TASK DETAILS:
It is required that all of the data be written out exactly.

THE INPUT:
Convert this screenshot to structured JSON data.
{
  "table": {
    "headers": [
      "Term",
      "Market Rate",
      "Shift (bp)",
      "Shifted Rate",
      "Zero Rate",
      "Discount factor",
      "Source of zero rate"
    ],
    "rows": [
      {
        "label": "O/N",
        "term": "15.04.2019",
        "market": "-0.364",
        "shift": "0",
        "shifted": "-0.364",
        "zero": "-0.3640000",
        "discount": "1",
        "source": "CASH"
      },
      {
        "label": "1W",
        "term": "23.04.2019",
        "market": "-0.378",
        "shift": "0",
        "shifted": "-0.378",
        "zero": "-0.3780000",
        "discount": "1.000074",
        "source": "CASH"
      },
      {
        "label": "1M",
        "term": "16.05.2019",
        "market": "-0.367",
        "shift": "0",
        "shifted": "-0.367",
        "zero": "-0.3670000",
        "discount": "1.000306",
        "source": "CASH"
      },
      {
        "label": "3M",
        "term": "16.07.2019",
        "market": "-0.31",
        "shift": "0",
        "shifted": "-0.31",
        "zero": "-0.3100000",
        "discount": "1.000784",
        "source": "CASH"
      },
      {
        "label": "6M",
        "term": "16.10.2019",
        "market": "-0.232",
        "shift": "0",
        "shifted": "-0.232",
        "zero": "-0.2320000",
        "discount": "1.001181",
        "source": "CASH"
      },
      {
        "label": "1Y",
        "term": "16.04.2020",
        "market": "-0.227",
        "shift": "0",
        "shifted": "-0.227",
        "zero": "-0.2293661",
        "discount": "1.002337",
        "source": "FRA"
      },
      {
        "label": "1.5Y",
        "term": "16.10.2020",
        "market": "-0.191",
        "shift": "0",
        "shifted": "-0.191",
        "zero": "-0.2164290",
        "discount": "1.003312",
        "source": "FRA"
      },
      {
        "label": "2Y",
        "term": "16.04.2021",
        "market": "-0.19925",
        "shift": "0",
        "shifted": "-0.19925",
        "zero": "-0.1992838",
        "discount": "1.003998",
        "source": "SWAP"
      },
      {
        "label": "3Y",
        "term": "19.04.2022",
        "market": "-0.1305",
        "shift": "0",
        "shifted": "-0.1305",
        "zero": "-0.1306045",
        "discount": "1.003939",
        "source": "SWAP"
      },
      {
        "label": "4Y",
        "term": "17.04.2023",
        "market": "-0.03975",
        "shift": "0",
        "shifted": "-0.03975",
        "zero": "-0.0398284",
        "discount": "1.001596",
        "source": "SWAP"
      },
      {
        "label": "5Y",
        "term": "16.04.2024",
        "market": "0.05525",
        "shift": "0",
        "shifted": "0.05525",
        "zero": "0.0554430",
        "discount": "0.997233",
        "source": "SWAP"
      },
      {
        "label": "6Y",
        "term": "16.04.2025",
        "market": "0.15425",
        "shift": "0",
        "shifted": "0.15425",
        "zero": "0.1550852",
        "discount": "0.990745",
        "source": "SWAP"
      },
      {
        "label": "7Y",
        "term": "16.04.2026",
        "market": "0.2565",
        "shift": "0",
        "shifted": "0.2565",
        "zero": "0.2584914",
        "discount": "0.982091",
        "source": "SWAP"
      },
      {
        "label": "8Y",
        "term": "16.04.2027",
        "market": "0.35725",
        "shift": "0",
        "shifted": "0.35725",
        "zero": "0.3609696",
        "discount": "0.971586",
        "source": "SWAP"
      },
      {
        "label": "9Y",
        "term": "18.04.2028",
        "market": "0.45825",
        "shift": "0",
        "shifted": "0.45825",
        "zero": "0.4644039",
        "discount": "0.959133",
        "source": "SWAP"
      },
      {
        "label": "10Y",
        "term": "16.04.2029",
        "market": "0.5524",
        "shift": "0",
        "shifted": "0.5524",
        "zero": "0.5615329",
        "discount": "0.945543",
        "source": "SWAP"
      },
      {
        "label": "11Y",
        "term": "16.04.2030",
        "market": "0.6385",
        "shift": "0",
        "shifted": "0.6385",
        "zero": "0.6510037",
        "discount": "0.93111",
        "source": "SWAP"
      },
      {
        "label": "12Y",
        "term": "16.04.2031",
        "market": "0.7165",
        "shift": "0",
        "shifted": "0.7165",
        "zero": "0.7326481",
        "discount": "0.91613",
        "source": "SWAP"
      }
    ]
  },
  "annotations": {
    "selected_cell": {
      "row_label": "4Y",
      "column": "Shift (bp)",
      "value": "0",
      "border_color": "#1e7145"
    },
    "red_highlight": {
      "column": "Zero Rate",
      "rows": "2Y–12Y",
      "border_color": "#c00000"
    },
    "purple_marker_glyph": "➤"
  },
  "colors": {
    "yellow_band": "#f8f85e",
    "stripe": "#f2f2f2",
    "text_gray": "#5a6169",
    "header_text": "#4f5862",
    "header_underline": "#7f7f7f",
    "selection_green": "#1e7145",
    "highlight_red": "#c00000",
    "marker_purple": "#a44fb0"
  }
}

SOLUTION:
Convert this screenshot to structured JSON data.
{
  "table": {
    "headers": [
      "Term",
      "Market Rate",
      "Shift (bp)",
      "Shifted Rate",
      "Zero Rate",
      "Discount factor",
      "Source of zero rate"
    ],
    "rows": [
      {
        "label": "O/N",
        "term": "15.04.2019",
        "market": "-0.364",
        "shift": "0",
        "shifted": "-0.364",
        "zero": "-0.3640000",
        "discount": "1",
        "source": "CASH"
      },
      {
        "label": "1W",
        "term": "23.04.2019",
        "market": "-0.378",
        "shift": "0",
        "shifted": "-0.378",
        "zero": "-0.3780000",
        "discount": "1.000074",
        "source": "CASH"
      },
      {
        "label": "1M",
        "term": "16.05.2019",
        "market": "-0.367",
        "shift": "0",
        "shifted": "-0.367",
        "zero": "-0.3670000",
        "discount": "1.000306",
        "source": "CASH"
      },
      {
        "label": "3M",
        "term": "16.07.2019",
        "market": "-0.31",
        "shift": "0",
        "shifted": "-0.31",
        "zero": "-0.3100000",
        "discount": "1.000784",
        "source": "CASH"
      },
      {
        "label": "6M",
        "term": "16.10.2019",
        "market": "-0.232",
        "shift": "0",
        "shifted": "-0.232",
        "zero": "-0.2320000",
        "discount": "1.001181",
        "source": "CASH"
      },
      {
        "label": "1Y",
        "term": "16.04.2020",
        "market": "-0.227",
        "shift": "0",
        "shifted": "-0.227",
        "zero": "-0.2293661",
        "discount": "1.002337",
        "source": "FRA"
      },
      {
        "label": "1.5Y",
        "term": "16.10.2020",
        "market": "-0.191",
        "shift": "0",
        "shifted": "-0.191",
        "zero": "-0.2164290",
        "discount": "1.003312",
        "source": "FRA"
      },
      {
        "label": "2Y",
        "term": "16.04.2021",
        "market": "-0.19925",
        "shift": "0",
        "shifted": "-0.19925",
        "zero": "-0.1992838",
        "discount": "1.003998",
        "source": "SWAP"
      },
      {
        "label": "3Y",
        "term": "19.04.2022",
        "market": "-0.1305",
        "shift": "0",
        "shifted": "-0.1305",
        "zero": "-0.1306045",
        "discount": "1.003939",
        "source": "SWAP"
      },
      {
        "label": "4Y",
        "term": "17.04.2023",
        "market": "-0.03975",
        "shift": "0",
        "shifted": "-0.03975",
        "zero": "-0.0398284",
        "discount": "1.001596",
        "source": "SWAP"
      },
      {
        "label": "5Y",
        "term": "16.04.2024",
        "market": "0.05525",
        "shift": "0",
        "shifted": "0.05525",
        "zero": "0.0554430",
        "discount": "0.997233",
        "source": "SWAP"
      },
      {
        "label": "6Y",
        "term": "16.04.2025",
        "market": "0.15425",
        "shift": "0",
        "shifted": "0.15425",
        "zero": "0.1550852",
        "discount": "0.990745",
        "source": "SWAP"
      },
      {
        "label": "7Y",
        "term": "16.04.2026",
        "market": "0.2565",
        "shift": "0",
        "shifted": "0.2565",
        "zero": "0.2584914",
        "discount": "0.982091",
        "source": "SWAP"
      },
      {
        "label": "8Y",
        "term": "16.04.2027",
        "market": "0.35725",
        "shift": "0",
        "shifted": "0.35725",
        "zero": "0.3609696",
        "discount": "0.971586",
        "source": "SWAP"
      },
      {
        "label": "9Y",
        "term": "18.04.2028",
        "market": "0.45825",
        "shift": "0",
        "shifted": "0.45825",
        "zero": "0.4644039",
        "discount": "0.959133",
        "source": "SWAP"
      },
      {
        "label": "10Y",
        "term": "16.04.2029",
        "market": "0.5524",
        "shift": "0",
        "shifted": "0.5524",
        "zero": "0.5615329",
        "discount": "0.945543",
        "source": "SWAP"
      },
      {
        "label": "11Y",
        "term": "16.04.2030",
        "market": "0.6385",
        "shift": "0",
        "shifted": "0.6385",
        "zero": "0.6510037",
        "discount": "0.93111",
        "source": "SWAP"
      },
      {
        "label": "12Y",
        "term": "16.04.2031",
        "market": "0.7165",
        "shift": "0",
        "shifted": "0.7165",
        "zero": "0.7326481",
        "discount": "0.91613",
        "source": "SWAP"
      }
    ]
  },
  "annotations": {
    "selected_cell": {
      "row_label": "4Y",
      "column": "Shift (bp)",
      "value": "0",
      "border_color": "#1e7145"
    },
    "red_highlight": {
      "column": "Zero Rate",
      "rows": "2Y–12Y",
      "border_color": "#c00000"
    },
    "purple_marker_glyph": "➤"
  },
  "colors": {
    "yellow_band": "#f8f85e",
    "stripe": "#f2f2f2",
    "text_gray": "#5a6169",
    "header_text": "#4f5862",
    "header_underline": "#7f7f7f",
    "selection_green": "#1e7145",
    "highlight_red": "#c00000",
    "marker_purple": "#a44fb0"
  }
}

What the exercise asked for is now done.